Passage
○ ○ ○ ○

A method of testing a tubular member and selecting tubular members for suitability for expansion by subjecting a representative sample the tubular member to axial loading, stretching at least a portion of the tubular member through elastic deformation, plastic yield and to ultimate yield, and based upon changes in length and area calculating an expandability coefficient indicative of expandability of the tubular members and selecting tubular members with relatively high coefficients indicative of good expandability.

Claims

exact text as granted — not AI-modified
1 . A method for manufacturing an expandable member used to complete a structure by radially expanding and plastically deforming the expandable member, comprising: 
 forming the expandable member from a steel alloy comprising a weight percentage of carbon of less than about 0.08%.    
   
   
       2 . The method of  claim 1  further comprising: forming the expandable member from a steel alloy comprising a weight percentage of carbon of less than about 0.20% and a charpy V-notch impact toughness of at least about 6 joules.  
   
   
       3 . The method of  claim 1  further comprising: forming the expandable member from a steel alloy comprising the following ranges of weight percentages: 
 C, from about 0.002 to about 0.08;    Si, from about 0.009 to about 0.30;    Mn, from about 0.10 to about 1.92;    P, from about 0.004 to about 0.07;    S, from about 0.0008 to about 0.006;    Al, up to about 0.04;    N, up to about 0.01;    Cu, up to about 0.3;    Cr, up to about 0.5;    Ni, up to about 18;    Nb, up to about 0.12;    Ti, up to about 0.6;    Co, up to about 9; and    Mo, up to about 5.    
   
   
       4 . The method of  claim 1  further comprising: forming the expandable tubular member with a ratio of the of an outside diameter of the expandable tubular member to a wall thickness of the expandable tubular member ranging from about 12 to 22.  
   
   
       5 . An expandable member for use in completing a wellbore by radially expanding and plastically deforming the expandable member at a downhole location in the wellbore, comprising: 
 a steel alloy comprising a weight percentage of carbon of less than about 0.08%.    
   
   
       6 . The expandable member of  claim 5  further comprising: 
 a steel alloy comprising a weight percentage of carbon of less than about 0.20% and a charpy V-notch impact toughness of at least about 6 joules.    
   
   
       7 . The expandable member of  claim 5  further comprising: 
 a steel alloy comprising the following ranges of weight percentages: 
 C, from about 0.002 to about 0.08;  
 Si, from about 0.009 to about 0.30;  
 Mn, from about 0.10 to about 1.92;  
 P, from about 0.004 to about 0.07;  
 S, from about 0.0008 to about 0.006;  
 Al, up to about 0.04;  
 N, up to about 0.01;  
 Cu, up to about 0.3;  
 Cr, up to about 0.5;  
 Ni, up to about 18;  
 Nb, up to about 0.12;  
 Ti, up to about 0.6;  
 Co, up to about 9; and  
 Mo, up to about 5.  
   
   
   
       8 . The expandable member of  claim 5  further comprising: 
 an expandable tubular member with a ratio of the of an outside diameter of the expandable tubular member to a wall thickness of the expandable tubular member ranging from about 12 to 22.

○ ○ ○ ○

Given information
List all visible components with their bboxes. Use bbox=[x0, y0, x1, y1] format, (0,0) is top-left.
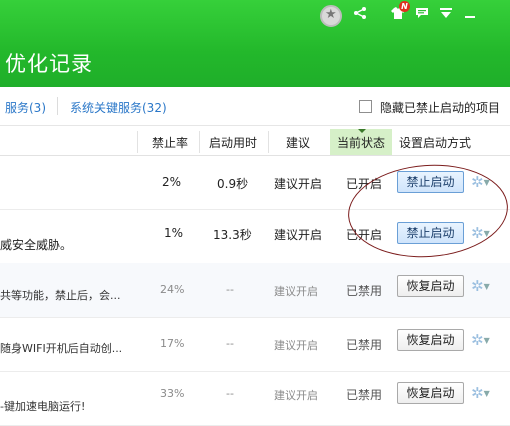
row-ban-rate: 17% bbox=[160, 337, 185, 350]
row-current-state: 已开启 bbox=[346, 177, 383, 191]
row-boot-time: -- bbox=[226, 387, 234, 400]
restore-startup-button[interactable]: 恢复启动 bbox=[397, 382, 464, 404]
disable-startup-button[interactable]: 禁止启动 bbox=[397, 171, 464, 193]
title-bar: N 优化记录 bbox=[0, 0, 510, 87]
hide-disabled-label: 隐藏已禁止启动的项目 bbox=[380, 101, 501, 115]
table-row: 威安全威胁。 1% 13.3秒 建议开启 已开启 禁止启动 ✲▼ bbox=[0, 209, 510, 264]
skin-shirt-icon[interactable]: N bbox=[386, 1, 410, 25]
row-suggestion: 建议开启 bbox=[274, 389, 318, 402]
column-suggestion[interactable]: 建议 bbox=[286, 134, 310, 151]
row-suggestion: 建议开启 bbox=[274, 285, 318, 298]
column-divider bbox=[137, 131, 138, 153]
table-row: 2% 0.9秒 建议开启 已开启 禁止启动 ✲▼ bbox=[0, 155, 510, 210]
column-boot-time[interactable]: 启动用时 bbox=[209, 134, 257, 151]
hide-disabled-checkbox[interactable] bbox=[359, 100, 372, 113]
row-description: 共等功能，禁止后，会... bbox=[0, 289, 121, 302]
row-ban-rate: 2% bbox=[162, 175, 182, 189]
share-icon[interactable] bbox=[348, 1, 372, 25]
restore-startup-button[interactable]: 恢复启动 bbox=[397, 329, 464, 351]
table-row: 共等功能，禁止后，会... 24% -- 建议开启 已禁用 恢复启动 ✲▼ bbox=[0, 263, 510, 318]
tab-services[interactable]: 服务(3) bbox=[5, 99, 46, 116]
row-boot-time: -- bbox=[226, 283, 234, 296]
column-ban-rate[interactable]: 禁止率 bbox=[152, 134, 188, 151]
row-ban-rate: 33% bbox=[160, 387, 185, 400]
row-current-state: 已禁用 bbox=[346, 338, 383, 352]
gear-icon[interactable]: ✲▼ bbox=[471, 278, 497, 294]
row-current-state: 已禁用 bbox=[346, 388, 383, 402]
row-boot-time: 13.3秒 bbox=[213, 228, 252, 242]
row-description: 威安全威胁。 bbox=[0, 238, 73, 252]
row-boot-time: -- bbox=[226, 337, 234, 350]
avatar-star-icon[interactable] bbox=[320, 5, 342, 27]
row-suggestion: 建议开启 bbox=[274, 228, 323, 242]
row-suggestion: 建议开启 bbox=[274, 339, 318, 352]
column-divider bbox=[199, 131, 200, 153]
row-suggestion: 建议开启 bbox=[274, 177, 323, 191]
restore-startup-button[interactable]: 恢复启动 bbox=[397, 275, 464, 297]
table-row: -键加速电脑运行! 33% -- 建议开启 已禁用 恢复启动 ✲▼ bbox=[0, 371, 510, 426]
column-current-state[interactable]: 当前状态 bbox=[337, 134, 385, 151]
table-row: 随身WIFI开机后自动创... 17% -- 建议开启 已禁用 恢复启动 ✲▼ bbox=[0, 317, 510, 372]
row-description: 随身WIFI开机后自动创... bbox=[0, 342, 123, 355]
tab-system-key-services[interactable]: 系统关键服务(32) bbox=[70, 99, 167, 116]
row-current-state: 已开启 bbox=[346, 228, 383, 242]
row-ban-rate: 1% bbox=[164, 226, 184, 240]
window-controls: N bbox=[348, 0, 482, 26]
row-description: -键加速电脑运行! bbox=[0, 400, 86, 413]
page-title: 优化记录 bbox=[5, 52, 93, 76]
message-icon[interactable] bbox=[410, 1, 434, 25]
gear-icon[interactable]: ✲▼ bbox=[471, 174, 497, 190]
row-ban-rate: 24% bbox=[160, 283, 185, 296]
minimize-icon[interactable] bbox=[458, 1, 482, 25]
table-header: 禁止率 启动用时 建议 当前状态 设置启动方式 bbox=[0, 129, 510, 156]
menu-icon[interactable] bbox=[434, 1, 458, 25]
gear-icon[interactable]: ✲▼ bbox=[471, 385, 497, 401]
column-divider bbox=[268, 131, 269, 153]
column-set-startup: 设置启动方式 bbox=[399, 136, 472, 150]
notification-badge: N bbox=[399, 1, 410, 12]
row-current-state: 已禁用 bbox=[346, 284, 383, 298]
tab-divider bbox=[57, 97, 58, 115]
disable-startup-button[interactable]: 禁止启动 bbox=[397, 222, 464, 244]
gear-icon[interactable]: ✲▼ bbox=[471, 225, 497, 241]
gear-icon[interactable]: ✲▼ bbox=[471, 332, 497, 348]
row-boot-time: 0.9秒 bbox=[217, 177, 249, 191]
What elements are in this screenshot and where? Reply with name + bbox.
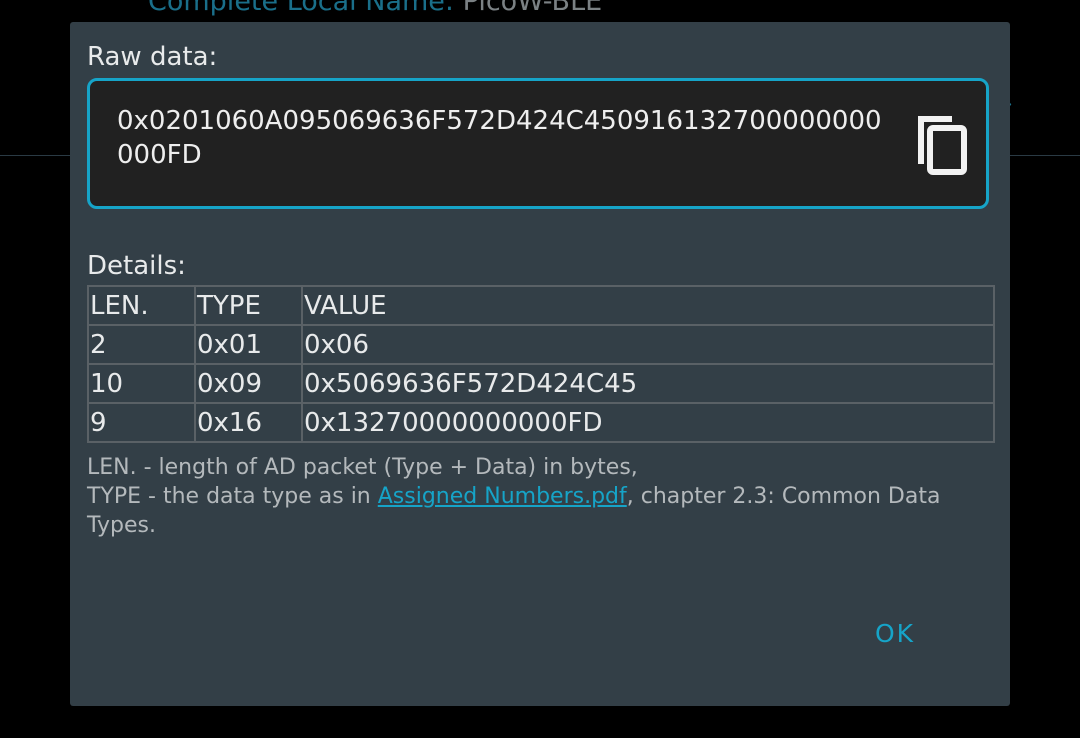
details-footnote: LEN. - length of AD packet (Type + Data)…: [87, 453, 967, 540]
copy-icon-graphic: [918, 116, 967, 175]
table-row: 10 0x09 0x5069636F572D424C45: [87, 363, 995, 404]
background-local-name-label: Complete Local Name:: [148, 0, 455, 17]
cell-type: 0x01: [194, 324, 303, 365]
details-label: Details:: [87, 251, 186, 281]
table-row: 9 0x16 0x13270000000000FD: [87, 402, 995, 443]
assigned-numbers-link[interactable]: Assigned Numbers.pdf: [378, 484, 627, 509]
cell-type: 0x16: [194, 402, 303, 443]
cell-value: 0x06: [301, 324, 995, 365]
raw-data-label: Raw data:: [87, 42, 218, 72]
raw-data-field[interactable]: 0x0201060A095069636F572D424C450916132700…: [87, 78, 989, 209]
footnote-line-len: LEN. - length of AD packet (Type + Data)…: [87, 455, 638, 480]
footnote-line-type: TYPE - the data type as in Assigned Numb…: [87, 482, 967, 540]
background-local-name: Complete Local Name: PicoW-BLE: [148, 0, 602, 17]
background-local-name-value: PicoW-BLE: [462, 0, 603, 17]
cell-value: 0x5069636F572D424C45: [301, 363, 995, 404]
header-len: LEN.: [87, 285, 196, 326]
copy-icon[interactable]: [912, 114, 970, 178]
raw-data-dialog: Raw data: 0x0201060A095069636F572D424C45…: [70, 22, 1010, 706]
header-type: TYPE: [194, 285, 303, 326]
footnote-type-prefix: TYPE - the data type as in: [87, 484, 378, 509]
cell-value: 0x13270000000000FD: [301, 402, 995, 443]
header-value: VALUE: [301, 285, 995, 326]
ok-button[interactable]: OK: [860, 614, 930, 654]
cell-len: 9: [87, 402, 196, 443]
details-table: LEN. TYPE VALUE 2 0x01 0x06 10 0x09 0x50…: [87, 285, 995, 443]
cell-len: 2: [87, 324, 196, 365]
table-header-row: LEN. TYPE VALUE: [87, 285, 995, 326]
cell-len: 10: [87, 363, 196, 404]
raw-data-value[interactable]: 0x0201060A095069636F572D424C450916132700…: [117, 104, 897, 172]
cell-type: 0x09: [194, 363, 303, 404]
table-row: 2 0x01 0x06: [87, 324, 995, 365]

○ ○ ○ ○

Directive 1
Decide whether each statement agrees with the expandable-member claims, answering yes or no and quoting the deciding words: (a) Claim 3's alloy ranges allow nickel up to about 18 weight percent. (b) Claim 5 covers radially expanding the member at a downhole location in a wellbore. (c) Claim 2 calls for a Charpy V-notch impact toughness of at least about 10 joules.
Directive 2
Write the next part of the expandable-member claims, picking up right after claim 8.
Nothing in the items is needed for this work.

Output 1
(a) Yes: "Ni, up to about 18"
(b) Yes: "radially expanding and plastically deforming the expandable member at a downhole location in the wellbore"
(c) No: "a charpy V-notch impact toughness of at least about 6 joules"

Output 2
   
   
       9 . A structural completion, comprising: 
 one or more radially expanded and plastically deformed expandable members positioned within the wellbore;    wherein one or more of the radially expanded and plastically deformed expandable members are fabricated from a steel alloy comprising a weight percentage of carbon of less than about 0.08%.    
   
   
       10 . The structural completion of  claim 9  further comprising: 
 one or more radially expanded and plastically deformed expandable members;    wherein one or more of the radially expanded and plastically deformed expandable members are fabricated from a steel alloy comprising a weight percentage of carbon of less than about 0.20% and a charpy V-notch impact toughness of at least about 6 joules.    
   
   
       11 . The structural completion of  claim 9  further comprising: 
 one or more radially expanded and plastically deformed expandable members;    wherein one or more of the radially expanded and plastically deformed expandable members are fabricated from a steel alloy comprising the following ranges of weight percentages: 
 C, from about 0.002 to about 0.08;  
 Si, from about 0.009 to about 0.30;  
 Mn, from about 0.10 to about 1.92;  
 P, from about 0.004 to about 0.07;  
 S, from about 0.0008 to about 0.006;  
 Al, up to about 0.04;  
 N, up to about 0.01;  
 Cu, up to about 0.3;  
 Cr, up to about 0.5;  
 Ni, up to about 18;  
 Nb, up to about 0.12;  
 Ti, up to about 0.6;  
 Co, up to about 9; and  
 Mo, up to about 5.  
   
   
   
       12 . The structural completion of  claim 9  further comprising: 
 one or more radially expanded and plastically deformed expandable members positioned within the structure;    wherein one or more of the radially expanded and plastically deformed expandable members are fabricated from an expandable tubular member with a ratio of the of an outside diameter of the expandable tubular member to a wall thickness of the expandable tubular member ranging from about 12 to 22.    
   
   
       13 . A method for manufacturing a tubular member used to complete a wellbore by radially expanding the tubular member at a downhole location in the wellbore comprising: 
 forming a steel alloy comprising a concentration of carbon between approximately 0.002% and 0.08% by weight of the steel alloy.    
   
   
       14 . The method of  claim 13 , further comprising forming the steel alloy with a concentration of niobium comprising between approximately 0.015% and 0.12% by weight of the steel alloy.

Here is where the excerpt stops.